Poros Maritim Dunia bertujuan menjadikan Indonesia sebagai negara maritim yang besar, kuat, dan makmur melalui pengembalian identitas Indonesia sebagai bangsa maritim. Banyak sekali aspek yang ingin ditingkatkan dalam upaya mewujudkan Indonesia sebagai poros maritim dunia.
Paling mentereng adalah revitalisasi sektor-sektor ekonomi kelautan, penguatan dan pengembangan konektivitas maritim. Namun tulisan ini tidak membahas tentang itu secara detail. Sebab penulis lebih tertarik pada peningkatan kualitas dan kuantitas SDM kelautan, karena manusialah yang menjadi objek dan subjek dari segala sesuatu eksitensi dunia ini, sehingga peranannya begitu vital dalam pembangunan indonesia pada platfrom maritim.
Pembangunan Poros Maritim meliputi lima pilar, salah satunya membangun budaya maritim Indonesia. Budaya yang saya artikan sendiri ialah pikiran; akal budi yang sulit dirubah karena kebiasaan. Budaya kemaritiman belum 100 ℅ penuh dilakukan rakyat indonesia, berbagai cara dilakukan pemerintah kita dan rakyatnya. Salah satunya melalui tulisan ini, semoga budaya yang saya maksud mengakar pada semangat kita dalam memajukan maritim di KEPRI, entah apapun itu caranya. Terpenting proses harus dilalui dengan tahap demi tahap.
Saya menilai Pemerintah Daerah kita sudah melakukan sebuah tahapan yang baik, dalam hal ini Dinas Perhubungan Provinsi KEPRI. Harus kita apresiasi, karena telah berhasil memenangkan perkara sehingga berhak untuk memungut retribusi atas pemanfaatan ruang laut pada sidang lanjutan penyelesaian sengketa peraturan perundang-undangan melalui jalur nonlitigasi yang digelar di Direktorat Peraturan Perundangan-undangan Kementerian Hukum dan HAM RI di Jakarta.

Data Terekam>
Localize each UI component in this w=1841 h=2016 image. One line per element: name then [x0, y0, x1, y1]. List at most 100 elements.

Daftar Tugas>
• A. Jawablah pertanyaan berikut berdasarkan teks tentang Poros Maritim Dunia.
(i) Berapa pilar yang diliputi pembangunan Poros Maritim?
(ii) Hal apa yang lebih menarik minat penulis untuk dibahas?
(iii) Instansi daerah mana yang disebut berhasil memenangkan perkara?
• B. Teruskan teks tentang Poros Maritim Dunia mulai dari kalimat setelah kalimat terakhir yang ditampilkan.

Jawaban Tiap Tugas>
• A.
(i) Lima pilar.
(ii) Peningkatan kualitas dan kuantitas SDM kelautan.
(iii) Dinas Perhubungan Provinsi KEPRI.

• B.
Atas kinerja mereka ini perlu kita contohi bersama. Yakni semangat mereka dalam memperjuangkan aspirasi rakyat -salah satu Tri Dharma Perguruan Tinggi- untuk kemakmuran dan kemajuan daerah. Bahkan semangat yang ingin kita contohi secara sadar telah menjemput mereka untuk lebih leluasa dalam mengelola laut KEPRI ini, alih-alih berjuang dalam tataran birokrasi mereka pun nantinya tentu akan perlu masukan dan dari kalangan mahasiswa.
Namun, masalahnya mahasiswa lupa dengan potensi lautan yang ada, jelas sudah ini menjadi sebuah hal yang urgen. Kesadaran tempat yang telah lama diduduki belum terasa, masih banyak orientasi generasi di KEPRI menutup mata dan telinga untuk menyelami laut KEPRI yang kaya ini. Jangan sampai kita yang notabane “anak tempatan” tidak ikut andil dalam memajukan laut hanya karena masalah orientasi.
Kita akui bersama SDM di KEPRI belum memadai untuk menangani persoalan laut, orientasi pembangunan lebih terpusat pada alokasi sumber daya pembangunan di darat. Padahal, dari sisi potensi ekonomi, tidak sedikit wilayah laut menjadi pundi-pundi rupiah. Seperti yang diperjuangkan Pemrov KEPRI barusan saya ulas di atas, persoalan ruang laut. Spesifiknya, lego jangkar yang sekarang sudah resmi dikelola Pemerintah Provinsi KEPRI, disasar akan meraup untung Rp 60 Milliar dan masuk ke PAD.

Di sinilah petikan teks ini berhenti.